::: Stored rows
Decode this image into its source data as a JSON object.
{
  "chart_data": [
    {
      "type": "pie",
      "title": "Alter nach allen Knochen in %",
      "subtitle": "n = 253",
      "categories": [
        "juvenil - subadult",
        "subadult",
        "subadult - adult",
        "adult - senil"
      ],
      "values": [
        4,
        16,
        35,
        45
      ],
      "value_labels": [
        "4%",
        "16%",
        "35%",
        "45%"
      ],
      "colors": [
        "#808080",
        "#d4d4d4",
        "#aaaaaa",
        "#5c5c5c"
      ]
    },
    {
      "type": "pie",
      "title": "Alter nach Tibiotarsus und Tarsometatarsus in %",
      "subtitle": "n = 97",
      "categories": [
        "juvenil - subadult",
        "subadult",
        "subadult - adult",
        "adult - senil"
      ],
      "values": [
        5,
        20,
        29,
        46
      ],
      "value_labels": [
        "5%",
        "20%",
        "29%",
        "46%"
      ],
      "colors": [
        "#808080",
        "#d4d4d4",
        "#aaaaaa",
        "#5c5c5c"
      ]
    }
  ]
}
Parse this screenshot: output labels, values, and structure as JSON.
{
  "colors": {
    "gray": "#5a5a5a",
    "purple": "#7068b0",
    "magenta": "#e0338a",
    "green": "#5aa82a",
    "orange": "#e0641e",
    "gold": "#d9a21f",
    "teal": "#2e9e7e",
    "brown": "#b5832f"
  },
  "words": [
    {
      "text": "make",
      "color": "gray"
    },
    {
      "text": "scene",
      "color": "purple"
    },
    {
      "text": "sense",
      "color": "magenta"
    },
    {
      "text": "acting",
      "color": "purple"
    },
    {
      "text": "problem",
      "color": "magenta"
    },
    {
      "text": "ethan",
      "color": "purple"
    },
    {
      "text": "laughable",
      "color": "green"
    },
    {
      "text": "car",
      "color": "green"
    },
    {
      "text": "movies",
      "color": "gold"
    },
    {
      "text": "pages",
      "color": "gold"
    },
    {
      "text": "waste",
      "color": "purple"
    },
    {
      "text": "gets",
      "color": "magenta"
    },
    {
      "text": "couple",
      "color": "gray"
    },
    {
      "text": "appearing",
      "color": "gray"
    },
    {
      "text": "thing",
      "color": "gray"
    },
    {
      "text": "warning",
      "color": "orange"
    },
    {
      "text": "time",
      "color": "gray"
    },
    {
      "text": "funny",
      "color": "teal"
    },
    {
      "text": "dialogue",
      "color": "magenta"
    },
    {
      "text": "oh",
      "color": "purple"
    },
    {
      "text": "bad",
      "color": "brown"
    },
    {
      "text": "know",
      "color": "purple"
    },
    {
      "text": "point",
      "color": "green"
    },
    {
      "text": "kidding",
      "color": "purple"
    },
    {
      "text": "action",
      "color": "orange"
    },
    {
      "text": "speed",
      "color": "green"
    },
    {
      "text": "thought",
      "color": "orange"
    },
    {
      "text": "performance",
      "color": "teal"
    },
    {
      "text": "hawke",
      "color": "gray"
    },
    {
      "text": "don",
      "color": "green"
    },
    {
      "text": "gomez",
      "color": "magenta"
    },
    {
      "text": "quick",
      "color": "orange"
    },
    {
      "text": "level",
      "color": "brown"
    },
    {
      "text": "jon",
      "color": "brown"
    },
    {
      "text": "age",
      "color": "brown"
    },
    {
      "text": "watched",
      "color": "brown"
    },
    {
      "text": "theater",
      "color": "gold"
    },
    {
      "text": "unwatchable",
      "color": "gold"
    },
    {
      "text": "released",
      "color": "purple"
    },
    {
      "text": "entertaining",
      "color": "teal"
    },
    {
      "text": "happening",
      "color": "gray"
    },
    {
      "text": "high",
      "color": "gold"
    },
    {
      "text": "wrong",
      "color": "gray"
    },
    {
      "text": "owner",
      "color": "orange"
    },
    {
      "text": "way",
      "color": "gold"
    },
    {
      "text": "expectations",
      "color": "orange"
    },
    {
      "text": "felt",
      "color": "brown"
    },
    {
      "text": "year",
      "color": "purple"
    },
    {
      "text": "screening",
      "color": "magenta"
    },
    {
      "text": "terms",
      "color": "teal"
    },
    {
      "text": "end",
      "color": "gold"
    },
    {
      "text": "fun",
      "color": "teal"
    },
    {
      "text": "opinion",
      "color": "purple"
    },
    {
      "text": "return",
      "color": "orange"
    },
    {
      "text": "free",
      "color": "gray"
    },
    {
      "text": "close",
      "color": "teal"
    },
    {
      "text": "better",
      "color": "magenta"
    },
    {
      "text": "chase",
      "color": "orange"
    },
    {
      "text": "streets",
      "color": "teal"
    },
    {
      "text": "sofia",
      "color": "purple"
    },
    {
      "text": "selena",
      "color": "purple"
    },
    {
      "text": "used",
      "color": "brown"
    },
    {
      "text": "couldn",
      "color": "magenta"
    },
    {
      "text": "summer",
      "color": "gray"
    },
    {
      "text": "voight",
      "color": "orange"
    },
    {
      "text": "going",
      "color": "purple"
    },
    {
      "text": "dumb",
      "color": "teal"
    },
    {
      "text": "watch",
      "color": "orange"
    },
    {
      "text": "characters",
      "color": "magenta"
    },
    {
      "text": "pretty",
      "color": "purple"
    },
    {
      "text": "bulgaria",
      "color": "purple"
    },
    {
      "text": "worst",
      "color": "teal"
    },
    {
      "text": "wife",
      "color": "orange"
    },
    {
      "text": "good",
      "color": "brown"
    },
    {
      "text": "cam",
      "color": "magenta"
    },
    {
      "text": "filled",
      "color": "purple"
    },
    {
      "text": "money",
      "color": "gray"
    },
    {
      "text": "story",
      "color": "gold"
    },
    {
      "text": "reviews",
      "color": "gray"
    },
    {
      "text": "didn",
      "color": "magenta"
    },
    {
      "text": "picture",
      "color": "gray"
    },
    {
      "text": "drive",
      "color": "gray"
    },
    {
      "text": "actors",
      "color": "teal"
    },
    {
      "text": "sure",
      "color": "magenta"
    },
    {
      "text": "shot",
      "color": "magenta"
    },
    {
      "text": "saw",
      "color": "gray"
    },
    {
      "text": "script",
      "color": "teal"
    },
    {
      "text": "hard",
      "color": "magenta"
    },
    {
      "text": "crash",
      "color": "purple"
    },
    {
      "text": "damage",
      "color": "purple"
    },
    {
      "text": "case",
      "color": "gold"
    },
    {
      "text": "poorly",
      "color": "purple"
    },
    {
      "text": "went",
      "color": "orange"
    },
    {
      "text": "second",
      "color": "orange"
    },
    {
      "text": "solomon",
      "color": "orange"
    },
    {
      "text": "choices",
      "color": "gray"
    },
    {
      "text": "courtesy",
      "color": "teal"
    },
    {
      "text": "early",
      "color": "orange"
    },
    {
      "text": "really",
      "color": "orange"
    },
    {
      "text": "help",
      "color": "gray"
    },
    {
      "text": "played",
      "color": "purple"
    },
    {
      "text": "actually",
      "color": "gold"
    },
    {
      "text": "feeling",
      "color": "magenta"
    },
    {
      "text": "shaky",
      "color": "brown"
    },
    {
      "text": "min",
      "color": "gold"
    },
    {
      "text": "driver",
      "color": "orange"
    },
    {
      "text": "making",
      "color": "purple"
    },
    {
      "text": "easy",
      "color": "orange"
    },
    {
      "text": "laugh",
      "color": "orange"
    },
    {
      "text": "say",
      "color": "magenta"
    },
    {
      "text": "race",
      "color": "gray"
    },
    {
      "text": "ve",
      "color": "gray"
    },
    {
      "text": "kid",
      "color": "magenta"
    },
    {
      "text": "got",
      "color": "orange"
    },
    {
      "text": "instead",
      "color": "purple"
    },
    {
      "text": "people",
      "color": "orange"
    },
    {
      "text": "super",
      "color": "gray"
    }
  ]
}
::::::
Exercise prompt:
Copy out every line from the records that has the word "this".

Answer to the problem:
Decode this image into its source data as a JSON object.
Parse this screenshot: output labels, values, and structure as JSON.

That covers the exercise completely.